_EXERCISE BRIEF_
Copy out all the lines where "기업지원사업" shows up.

.....

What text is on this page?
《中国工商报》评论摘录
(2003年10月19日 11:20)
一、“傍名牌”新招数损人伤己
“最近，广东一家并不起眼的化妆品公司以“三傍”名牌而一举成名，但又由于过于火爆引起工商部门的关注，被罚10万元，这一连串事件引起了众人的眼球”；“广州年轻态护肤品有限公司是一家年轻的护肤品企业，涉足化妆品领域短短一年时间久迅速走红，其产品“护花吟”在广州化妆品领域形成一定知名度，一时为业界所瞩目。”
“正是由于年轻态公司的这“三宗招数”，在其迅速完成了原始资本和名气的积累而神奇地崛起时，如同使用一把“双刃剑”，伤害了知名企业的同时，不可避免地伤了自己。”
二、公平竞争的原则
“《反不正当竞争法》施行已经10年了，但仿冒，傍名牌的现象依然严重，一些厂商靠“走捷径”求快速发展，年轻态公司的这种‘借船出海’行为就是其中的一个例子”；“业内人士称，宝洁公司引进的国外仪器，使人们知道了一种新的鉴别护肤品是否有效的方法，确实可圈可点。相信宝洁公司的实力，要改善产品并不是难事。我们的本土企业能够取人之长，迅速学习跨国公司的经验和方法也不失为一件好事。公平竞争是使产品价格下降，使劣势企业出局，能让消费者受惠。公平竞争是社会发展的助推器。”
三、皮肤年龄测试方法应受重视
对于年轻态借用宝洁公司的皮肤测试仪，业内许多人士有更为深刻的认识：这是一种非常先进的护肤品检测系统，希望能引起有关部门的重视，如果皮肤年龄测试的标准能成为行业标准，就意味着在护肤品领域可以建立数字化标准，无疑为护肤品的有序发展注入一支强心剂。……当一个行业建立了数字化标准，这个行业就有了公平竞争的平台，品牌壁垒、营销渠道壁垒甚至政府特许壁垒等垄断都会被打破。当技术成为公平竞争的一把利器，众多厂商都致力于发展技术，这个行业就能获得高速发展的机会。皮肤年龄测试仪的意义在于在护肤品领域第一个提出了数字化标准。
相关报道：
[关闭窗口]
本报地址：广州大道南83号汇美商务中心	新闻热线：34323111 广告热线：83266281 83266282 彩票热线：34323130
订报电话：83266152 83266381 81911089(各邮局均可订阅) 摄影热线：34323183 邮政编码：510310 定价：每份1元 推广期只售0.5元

.....

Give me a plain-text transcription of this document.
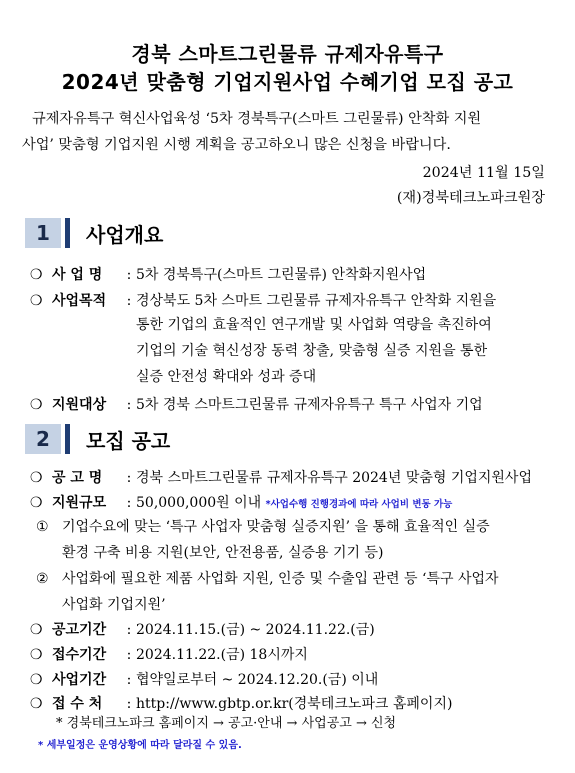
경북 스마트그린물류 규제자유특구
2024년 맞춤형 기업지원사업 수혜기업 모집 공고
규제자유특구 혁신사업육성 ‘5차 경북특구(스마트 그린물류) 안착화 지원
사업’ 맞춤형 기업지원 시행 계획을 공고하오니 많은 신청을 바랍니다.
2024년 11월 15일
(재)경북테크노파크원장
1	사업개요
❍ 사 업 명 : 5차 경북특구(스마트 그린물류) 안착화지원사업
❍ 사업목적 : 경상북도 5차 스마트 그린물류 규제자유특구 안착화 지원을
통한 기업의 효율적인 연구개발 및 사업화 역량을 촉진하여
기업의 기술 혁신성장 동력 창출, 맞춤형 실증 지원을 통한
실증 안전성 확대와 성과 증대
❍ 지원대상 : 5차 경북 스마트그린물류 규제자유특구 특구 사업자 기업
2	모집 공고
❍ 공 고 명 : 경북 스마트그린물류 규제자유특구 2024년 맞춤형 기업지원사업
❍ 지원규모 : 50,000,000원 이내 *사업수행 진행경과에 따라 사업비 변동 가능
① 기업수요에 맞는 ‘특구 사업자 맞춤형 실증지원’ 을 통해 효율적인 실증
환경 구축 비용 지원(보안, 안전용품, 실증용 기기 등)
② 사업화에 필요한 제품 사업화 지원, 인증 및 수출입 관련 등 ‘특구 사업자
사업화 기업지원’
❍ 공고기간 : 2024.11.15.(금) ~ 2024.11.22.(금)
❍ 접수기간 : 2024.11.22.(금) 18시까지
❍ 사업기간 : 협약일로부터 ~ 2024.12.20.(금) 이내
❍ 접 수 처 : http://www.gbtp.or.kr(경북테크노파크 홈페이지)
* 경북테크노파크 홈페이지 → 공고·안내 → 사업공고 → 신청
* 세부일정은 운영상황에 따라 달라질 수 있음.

.....

_WRITTEN SOLUTION_
2024년 맞춤형 기업지원사업 수혜기업 모집 공고
❍ 공 고 명 : 경북 스마트그린물류 규제자유특구 2024년 맞춤형 기업지원사업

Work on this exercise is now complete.